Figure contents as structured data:
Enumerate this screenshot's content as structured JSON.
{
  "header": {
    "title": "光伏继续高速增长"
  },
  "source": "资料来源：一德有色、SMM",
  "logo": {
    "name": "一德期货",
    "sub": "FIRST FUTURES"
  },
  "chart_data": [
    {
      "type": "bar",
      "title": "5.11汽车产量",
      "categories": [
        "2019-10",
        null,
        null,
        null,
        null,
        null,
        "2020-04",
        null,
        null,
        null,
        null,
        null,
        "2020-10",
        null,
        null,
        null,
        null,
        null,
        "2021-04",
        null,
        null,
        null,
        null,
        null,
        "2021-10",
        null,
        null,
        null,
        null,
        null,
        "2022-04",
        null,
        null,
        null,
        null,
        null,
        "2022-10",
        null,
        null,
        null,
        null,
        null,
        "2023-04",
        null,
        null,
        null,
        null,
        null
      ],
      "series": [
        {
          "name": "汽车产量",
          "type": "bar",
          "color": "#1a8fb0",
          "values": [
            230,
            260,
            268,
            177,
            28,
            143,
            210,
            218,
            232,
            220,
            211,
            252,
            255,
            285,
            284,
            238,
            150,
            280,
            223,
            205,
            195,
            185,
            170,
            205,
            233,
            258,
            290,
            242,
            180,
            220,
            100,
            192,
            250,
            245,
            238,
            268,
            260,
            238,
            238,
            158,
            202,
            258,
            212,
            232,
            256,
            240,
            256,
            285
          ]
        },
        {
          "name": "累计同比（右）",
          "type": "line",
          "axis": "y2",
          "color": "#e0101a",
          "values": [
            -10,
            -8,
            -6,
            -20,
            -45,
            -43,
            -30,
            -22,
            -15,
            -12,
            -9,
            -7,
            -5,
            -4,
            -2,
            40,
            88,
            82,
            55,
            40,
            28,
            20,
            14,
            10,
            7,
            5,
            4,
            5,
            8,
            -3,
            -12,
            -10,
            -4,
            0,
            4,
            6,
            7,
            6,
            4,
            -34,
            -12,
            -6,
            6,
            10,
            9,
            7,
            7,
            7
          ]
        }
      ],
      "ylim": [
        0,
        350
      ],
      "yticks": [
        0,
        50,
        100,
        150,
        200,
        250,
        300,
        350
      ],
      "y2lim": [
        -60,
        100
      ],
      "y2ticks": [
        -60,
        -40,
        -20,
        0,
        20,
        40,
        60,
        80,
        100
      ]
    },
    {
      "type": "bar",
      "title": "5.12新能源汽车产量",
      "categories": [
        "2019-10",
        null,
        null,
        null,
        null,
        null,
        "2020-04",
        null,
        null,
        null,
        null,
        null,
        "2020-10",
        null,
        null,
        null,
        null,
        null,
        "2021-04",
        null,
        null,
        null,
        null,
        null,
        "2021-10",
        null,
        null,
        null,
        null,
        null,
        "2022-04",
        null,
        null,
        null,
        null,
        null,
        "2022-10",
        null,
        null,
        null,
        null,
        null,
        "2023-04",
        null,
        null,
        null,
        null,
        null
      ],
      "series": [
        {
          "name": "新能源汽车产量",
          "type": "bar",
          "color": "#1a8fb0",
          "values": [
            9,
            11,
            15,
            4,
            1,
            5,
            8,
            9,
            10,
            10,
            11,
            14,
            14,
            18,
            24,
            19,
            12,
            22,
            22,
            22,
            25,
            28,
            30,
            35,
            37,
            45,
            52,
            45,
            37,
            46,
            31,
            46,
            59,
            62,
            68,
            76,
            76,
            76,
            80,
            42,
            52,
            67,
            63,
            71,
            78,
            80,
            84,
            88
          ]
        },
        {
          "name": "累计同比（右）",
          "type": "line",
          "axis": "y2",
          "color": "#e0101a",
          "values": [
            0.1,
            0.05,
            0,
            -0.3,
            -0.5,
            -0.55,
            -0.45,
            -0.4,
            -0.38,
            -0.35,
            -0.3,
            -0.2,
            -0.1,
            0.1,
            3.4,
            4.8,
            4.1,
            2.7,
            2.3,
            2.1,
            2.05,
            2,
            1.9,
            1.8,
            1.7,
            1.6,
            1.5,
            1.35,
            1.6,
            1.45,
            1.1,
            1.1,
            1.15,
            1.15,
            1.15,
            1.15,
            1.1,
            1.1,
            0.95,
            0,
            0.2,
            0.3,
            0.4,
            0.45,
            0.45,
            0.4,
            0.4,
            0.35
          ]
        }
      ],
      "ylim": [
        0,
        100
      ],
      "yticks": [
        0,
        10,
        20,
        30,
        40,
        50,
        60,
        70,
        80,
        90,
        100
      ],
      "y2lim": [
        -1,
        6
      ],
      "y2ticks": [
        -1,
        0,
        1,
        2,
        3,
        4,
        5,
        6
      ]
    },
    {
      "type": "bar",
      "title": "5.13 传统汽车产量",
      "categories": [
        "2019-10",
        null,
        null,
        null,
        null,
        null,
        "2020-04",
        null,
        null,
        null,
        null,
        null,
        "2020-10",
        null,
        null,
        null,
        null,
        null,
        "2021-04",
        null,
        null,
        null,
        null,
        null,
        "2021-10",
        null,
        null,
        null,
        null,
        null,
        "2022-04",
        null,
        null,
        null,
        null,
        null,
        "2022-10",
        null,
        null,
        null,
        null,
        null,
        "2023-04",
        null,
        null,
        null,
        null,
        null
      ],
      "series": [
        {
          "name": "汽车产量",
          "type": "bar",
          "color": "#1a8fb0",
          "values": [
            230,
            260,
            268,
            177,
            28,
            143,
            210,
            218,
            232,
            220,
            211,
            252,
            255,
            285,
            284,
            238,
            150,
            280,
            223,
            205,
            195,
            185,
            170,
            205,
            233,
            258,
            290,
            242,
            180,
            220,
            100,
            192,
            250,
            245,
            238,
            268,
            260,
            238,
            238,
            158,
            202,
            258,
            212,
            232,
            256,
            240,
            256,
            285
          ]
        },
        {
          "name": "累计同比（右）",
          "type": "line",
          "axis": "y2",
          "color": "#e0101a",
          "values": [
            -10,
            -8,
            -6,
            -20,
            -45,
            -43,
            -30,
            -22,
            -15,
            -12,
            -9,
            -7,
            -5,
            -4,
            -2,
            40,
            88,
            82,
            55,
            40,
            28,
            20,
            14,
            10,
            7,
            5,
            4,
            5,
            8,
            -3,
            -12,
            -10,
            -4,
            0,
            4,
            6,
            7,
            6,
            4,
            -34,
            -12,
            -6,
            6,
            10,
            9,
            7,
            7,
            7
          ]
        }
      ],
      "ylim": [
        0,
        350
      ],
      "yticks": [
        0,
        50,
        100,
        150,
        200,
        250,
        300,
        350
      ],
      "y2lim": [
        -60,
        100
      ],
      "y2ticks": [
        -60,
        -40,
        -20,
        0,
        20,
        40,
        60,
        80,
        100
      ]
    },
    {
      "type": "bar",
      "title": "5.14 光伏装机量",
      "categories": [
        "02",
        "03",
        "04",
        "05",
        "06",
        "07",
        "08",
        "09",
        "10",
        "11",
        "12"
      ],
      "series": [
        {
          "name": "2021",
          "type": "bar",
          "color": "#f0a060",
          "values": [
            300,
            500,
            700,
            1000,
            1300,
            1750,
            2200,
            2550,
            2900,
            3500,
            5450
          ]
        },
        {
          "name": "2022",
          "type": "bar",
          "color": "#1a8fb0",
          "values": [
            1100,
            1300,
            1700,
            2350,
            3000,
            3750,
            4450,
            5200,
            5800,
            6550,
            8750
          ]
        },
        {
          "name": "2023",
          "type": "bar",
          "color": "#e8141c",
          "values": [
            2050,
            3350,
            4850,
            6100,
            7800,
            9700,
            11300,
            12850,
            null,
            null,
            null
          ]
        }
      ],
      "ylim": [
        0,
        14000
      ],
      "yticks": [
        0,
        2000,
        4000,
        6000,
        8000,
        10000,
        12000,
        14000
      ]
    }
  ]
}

**EXERCISE**
Return what is listed above, exactly and completely.

**SOLUTION**
Enumerate this screenshot's content as structured JSON.
{
  "header": {
    "title": "光伏继续高速增长"
  },
  "source": "资料来源：一德有色、SMM",
  "logo": {
    "name": "一德期货",
    "sub": "FIRST FUTURES"
  },
  "chart_data": [
    {
      "type": "bar",
      "title": "5.11汽车产量",
      "categories": [
        "2019-10",
        null,
        null,
        null,
        null,
        null,
        "2020-04",
        null,
        null,
        null,
        null,
        null,
        "2020-10",
        null,
        null,
        null,
        null,
        null,
        "2021-04",
        null,
        null,
        null,
        null,
        null,
        "2021-10",
        null,
        null,
        null,
        null,
        null,
        "2022-04",
        null,
        null,
        null,
        null,
        null,
        "2022-10",
        null,
        null,
        null,
        null,
        null,
        "2023-04",
        null,
        null,
        null,
        null,
        null
      ],
      "series": [
        {
          "name": "汽车产量",
          "type": "bar",
          "color": "#1a8fb0",
          "values": [
            230,
            260,
            268,
            177,
            28,
            143,
            210,
            218,
            232,
            220,
            211,
            252,
            255,
            285,
            284,
            238,
            150,
            280,
            223,
            205,
            195,
            185,
            170,
            205,
            233,
            258,
            290,
            242,
            180,
            220,
            100,
            192,
            250,
            245,
            238,
            268,
            260,
            238,
            238,
            158,
            202,
            258,
            212,
            232,
            256,
            240,
            256,
            285
          ]
        },
        {
          "name": "累计同比（右）",
          "type": "line",
          "axis": "y2",
          "color": "#e0101a",
          "values": [
            -10,
            -8,
            -6,
            -20,
            -45,
            -43,
            -30,
            -22,
            -15,
            -12,
            -9,
            -7,
            -5,
            -4,
            -2,
            40,
            88,
            82,
            55,
            40,
            28,
            20,
            14,
            10,
            7,
            5,
            4,
            5,
            8,
            -3,
            -12,
            -10,
            -4,
            0,
            4,
            6,
            7,
            6,
            4,
            -34,
            -12,
            -6,
            6,
            10,
            9,
            7,
            7,
            7
          ]
        }
      ],
      "ylim": [
        0,
        350
      ],
      "yticks": [
        0,
        50,
        100,
        150,
        200,
        250,
        300,
        350
      ],
      "y2lim": [
        -60,
        100
      ],
      "y2ticks": [
        -60,
        -40,
        -20,
        0,
        20,
        40,
        60,
        80,
        100
      ]
    },
    {
      "type": "bar",
      "title": "5.12新能源汽车产量",
      "categories": [
        "2019-10",
        null,
        null,
        null,
        null,
        null,
        "2020-04",
        null,
        null,
        null,
        null,
        null,
        "2020-10",
        null,
        null,
        null,
        null,
        null,
        "2021-04",
        null,
        null,
        null,
        null,
        null,
        "2021-10",
        null,
        null,
        null,
        null,
        null,
        "2022-04",
        null,
        null,
        null,
        null,
        null,
        "2022-10",
        null,
        null,
        null,
        null,
        null,
        "2023-04",
        null,
        null,
        null,
        null,
        null
      ],
      "series": [
        {
          "name": "新能源汽车产量",
          "type": "bar",
          "color": "#1a8fb0",
          "values": [
            9,
            11,
            15,
            4,
            1,
            5,
            8,
            9,
            10,
            10,
            11,
            14,
            14,
            18,
            24,
            19,
            12,
            22,
            22,
            22,
            25,
            28,
            30,
            35,
            37,
            45,
            52,
            45,
            37,
            46,
            31,
            46,
            59,
            62,
            68,
            76,
            76,
            76,
            80,
            42,
            52,
            67,
            63,
            71,
            78,
            80,
            84,
            88
          ]
        },
        {
          "name": "累计同比（右）",
          "type": "line",
          "axis": "y2",
          "color": "#e0101a",
          "values": [
            0.1,
            0.05,
            0,
            -0.3,
            -0.5,
            -0.55,
            -0.45,
            -0.4,
            -0.38,
            -0.35,
            -0.3,
            -0.2,
            -0.1,
            0.1,
            3.4,
            4.8,
            4.1,
            2.7,
            2.3,
            2.1,
            2.05,
            2,
            1.9,
            1.8,
            1.7,
            1.6,
            1.5,
            1.35,
            1.6,
            1.45,
            1.1,
            1.1,
            1.15,
            1.15,
            1.15,
            1.15,
            1.1,
            1.1,
            0.95,
            0,
            0.2,
            0.3,
            0.4,
            0.45,
            0.45,
            0.4,
            0.4,
            0.35
          ]
        }
      ],
      "ylim": [
        0,
        100
      ],
      "yticks": [
        0,
        10,
        20,
        30,
        40,
        50,
        60,
        70,
        80,
        90,
        100
      ],
      "y2lim": [
        -1,
        6
      ],
      "y2ticks": [
        -1,
        0,
        1,
        2,
        3,
        4,
        5,
        6
      ]
    },
    {
      "type": "bar",
      "title": "5.13 传统汽车产量",
      "categories": [
        "2019-10",
        null,
        null,
        null,
        null,
        null,
        "2020-04",
        null,
        null,
        null,
        null,
        null,
        "2020-10",
        null,
        null,
        null,
        null,
        null,
        "2021-04",
        null,
        null,
        null,
        null,
        null,
        "2021-10",
        null,
        null,
        null,
        null,
        null,
        "2022-04",
        null,
        null,
        null,
        null,
        null,
        "2022-10",
        null,
        null,
        null,
        null,
        null,
        "2023-04",
        null,
        null,
        null,
        null,
        null
      ],
      "series": [
        {
          "name": "汽车产量",
          "type": "bar",
          "color": "#1a8fb0",
          "values": [
            230,
            260,
            268,
            177,
            28,
            143,
            210,
            218,
            232,
            220,
            211,
            252,
            255,
            285,
            284,
            238,
            150,
            280,
            223,
            205,
            195,
            185,
            170,
            205,
            233,
            258,
            290,
            242,
            180,
            220,
            100,
            192,
            250,
            245,
            238,
            268,
            260,
            238,
            238,
            158,
            202,
            258,
            212,
            232,
            256,
            240,
            256,
            285
          ]
        },
        {
          "name": "累计同比（右）",
          "type": "line",
          "axis": "y2",
          "color": "#e0101a",
          "values": [
            -10,
            -8,
            -6,
            -20,
            -45,
            -43,
            -30,
            -22,
            -15,
            -12,
            -9,
            -7,
            -5,
            -4,
            -2,
            40,
            88,
            82,
            55,
            40,
            28,
            20,
            14,
            10,
            7,
            5,
            4,
            5,
            8,
            -3,
            -12,
            -10,
            -4,
            0,
            4,
            6,
            7,
            6,
            4,
            -34,
            -12,
            -6,
            6,
            10,
            9,
            7,
            7,
            7
          ]
        }
      ],
      "ylim": [
        0,
        350
      ],
      "yticks": [
        0,
        50,
        100,
        150,
        200,
        250,
        300,
        350
      ],
      "y2lim": [
        -60,
        100
      ],
      "y2ticks": [
        -60,
        -40,
        -20,
        0,
        20,
        40,
        60,
        80,
        100
      ]
    },
    {
      "type": "bar",
      "title": "5.14 光伏装机量",
      "categories": [
        "02",
        "03",
        "04",
        "05",
        "06",
        "07",
        "08",
        "09",
        "10",
        "11",
        "12"
      ],
      "series": [
        {
          "name": "2021",
          "type": "bar",
          "color": "#f0a060",
          "values": [
            300,
            500,
            700,
            1000,
            1300,
            1750,
            2200,
            2550,
            2900,
            3500,
            5450
          ]
        },
        {
          "name": "2022",
          "type": "bar",
          "color": "#1a8fb0",
          "values": [
            1100,
            1300,
            1700,
            2350,
            3000,
            3750,
            4450,
            5200,
            5800,
            6550,
            8750
          ]
        },
        {
          "name": "2023",
          "type": "bar",
          "color": "#e8141c",
          "values": [
            2050,
            3350,
            4850,
            6100,
            7800,
            9700,
            11300,
            12850,
            null,
            null,
            null
          ]
        }
      ],
      "ylim": [
        0,
        14000
      ],
      "yticks": [
        0,
        2000,
        4000,
        6000,
        8000,
        10000,
        12000,
        14000
      ]
    }
  ]
}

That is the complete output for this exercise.